» **Problem to work on**:
Show every line in the entries below where the word "this" appears.

» **Input**:

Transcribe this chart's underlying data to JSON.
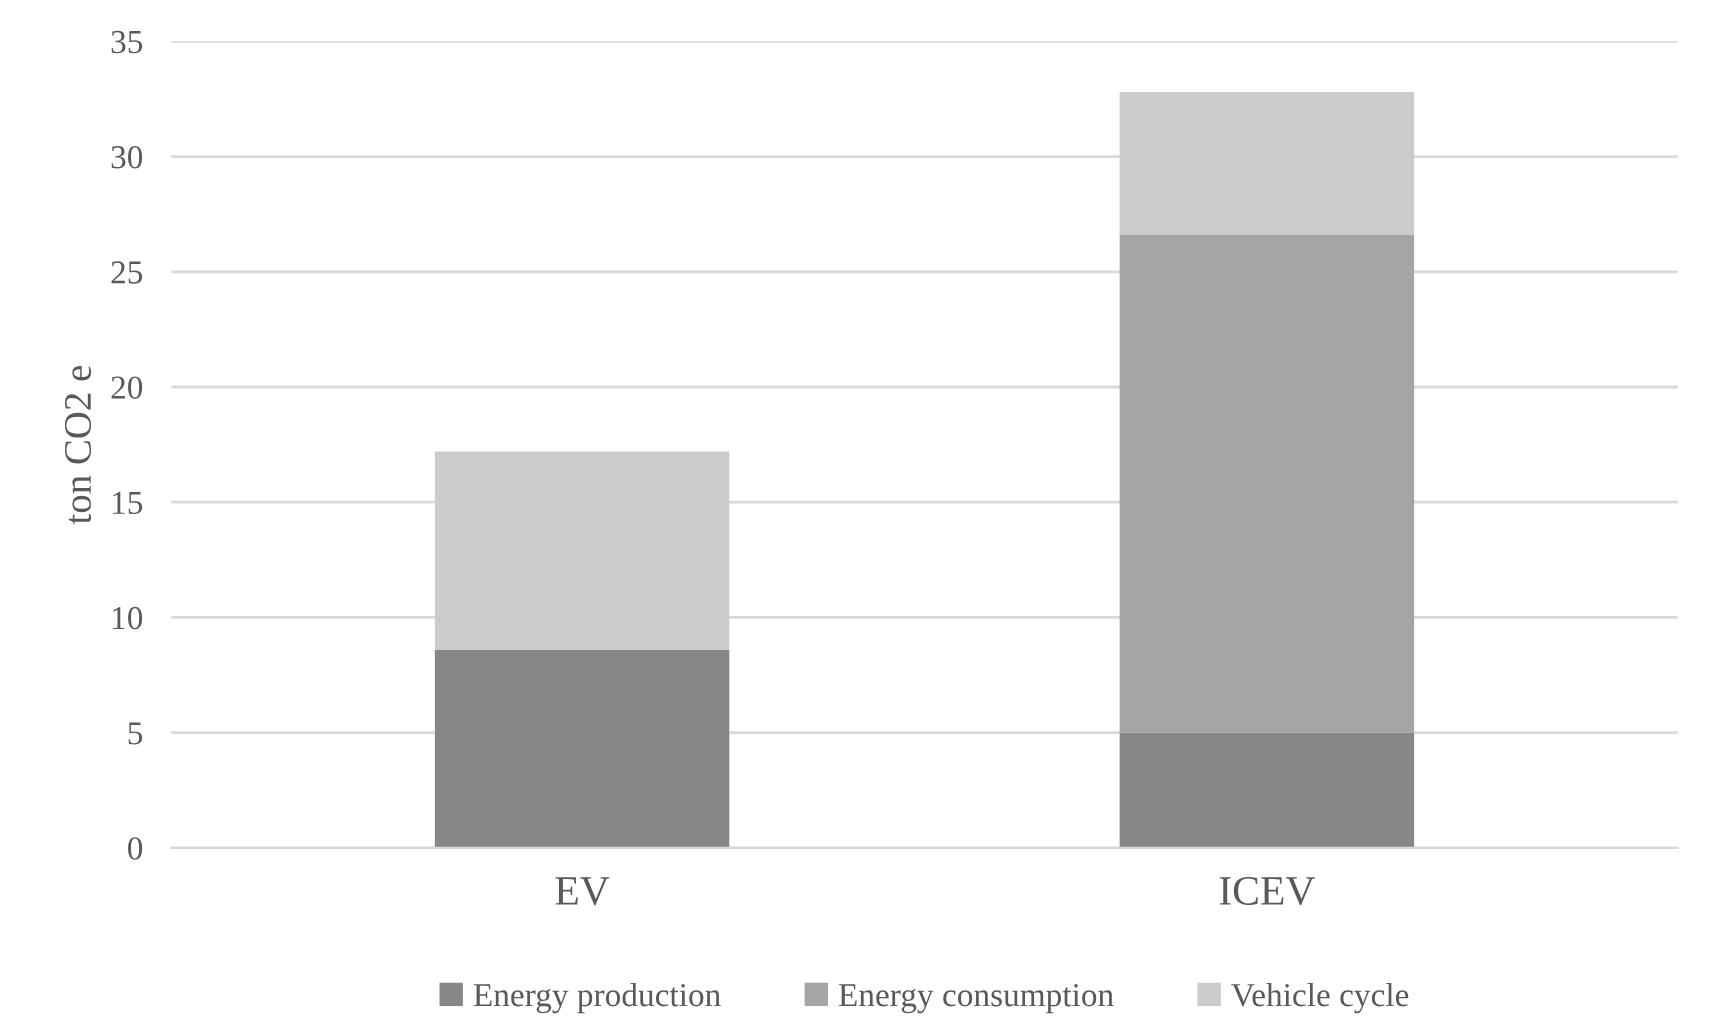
{
  "chart_data": {
    "type": "bar",
    "stacked": true,
    "ylabel": "ton CO2 e",
    "categories": [
      "EV",
      "ICEV"
    ],
    "series": [
      {
        "name": "Energy production",
        "color": "#878787",
        "values": [
          8.6,
          5.0
        ]
      },
      {
        "name": "Energy consumption",
        "color": "#a5a5a5",
        "values": [
          0,
          21.6
        ]
      },
      {
        "name": "Vehicle cycle",
        "color": "#cbcbcb",
        "values": [
          8.6,
          6.2
        ]
      }
    ],
    "ylim": [
      0,
      35
    ],
    "yticks": [
      0,
      5,
      10,
      15,
      20,
      25,
      30,
      35
    ],
    "grid": "y",
    "legend": "bottom"
  }
}
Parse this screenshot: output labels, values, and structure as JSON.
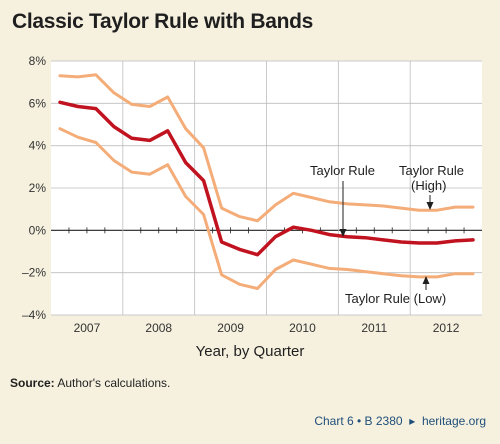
{
  "title": "Classic Taylor Rule with Bands",
  "source_label": "Source:",
  "source_text": "Author's calculations.",
  "footer_chart": "Chart 6 • B 2380",
  "footer_site": "heritage.org",
  "colors": {
    "background": "#f6f1df",
    "plot_background": "#ffffff",
    "taylor_rule": "#c1121f",
    "bands": "#f4ad78",
    "grid": "#bdbdbd",
    "zero_line": "#222222"
  },
  "chart_data": {
    "type": "line",
    "title": "Classic Taylor Rule with Bands",
    "xlabel": "Year, by Quarter",
    "ylabel": "",
    "ylim": [
      -4,
      8
    ],
    "yticks": [
      -4,
      -2,
      0,
      2,
      4,
      6,
      8
    ],
    "ytick_labels": [
      "–4%",
      "–2%",
      "0%",
      "2%",
      "4%",
      "6%",
      "8%"
    ],
    "year_labels": [
      "2007",
      "2008",
      "2009",
      "2010",
      "2011",
      "2012"
    ],
    "x_quarters": [
      "2007Q1",
      "2007Q2",
      "2007Q3",
      "2007Q4",
      "2008Q1",
      "2008Q2",
      "2008Q3",
      "2008Q4",
      "2009Q1",
      "2009Q2",
      "2009Q3",
      "2009Q4",
      "2010Q1",
      "2010Q2",
      "2010Q3",
      "2010Q4",
      "2011Q1",
      "2011Q2",
      "2011Q3",
      "2011Q4",
      "2012Q1",
      "2012Q2",
      "2012Q3",
      "2012Q4"
    ],
    "grid": true,
    "series": [
      {
        "name": "Taylor Rule (High)",
        "color": "#f4ad78",
        "values": [
          7.3,
          7.25,
          7.35,
          6.5,
          5.95,
          5.85,
          6.3,
          4.8,
          3.9,
          1.05,
          0.65,
          0.45,
          1.2,
          1.75,
          1.55,
          1.35,
          1.25,
          1.2,
          1.15,
          1.05,
          0.95,
          0.95,
          1.1,
          1.1
        ]
      },
      {
        "name": "Taylor Rule",
        "color": "#c1121f",
        "values": [
          6.05,
          5.85,
          5.75,
          4.9,
          4.35,
          4.25,
          4.7,
          3.2,
          2.35,
          -0.55,
          -0.9,
          -1.15,
          -0.3,
          0.15,
          0.0,
          -0.2,
          -0.3,
          -0.35,
          -0.45,
          -0.55,
          -0.6,
          -0.6,
          -0.5,
          -0.45
        ]
      },
      {
        "name": "Taylor Rule (Low)",
        "color": "#f4ad78",
        "values": [
          4.8,
          4.4,
          4.15,
          3.3,
          2.75,
          2.65,
          3.1,
          1.6,
          0.75,
          -2.1,
          -2.55,
          -2.75,
          -1.85,
          -1.4,
          -1.6,
          -1.8,
          -1.85,
          -1.95,
          -2.05,
          -2.15,
          -2.2,
          -2.2,
          -2.05,
          -2.05
        ]
      }
    ],
    "annotations": [
      "Taylor Rule",
      "Taylor Rule",
      "(High)",
      "Taylor Rule (Low)"
    ]
  }
}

» **Task output**:
Transcribe this chart's underlying data to JSON.
Parse this screenshot: output labels, values, and structure as JSON.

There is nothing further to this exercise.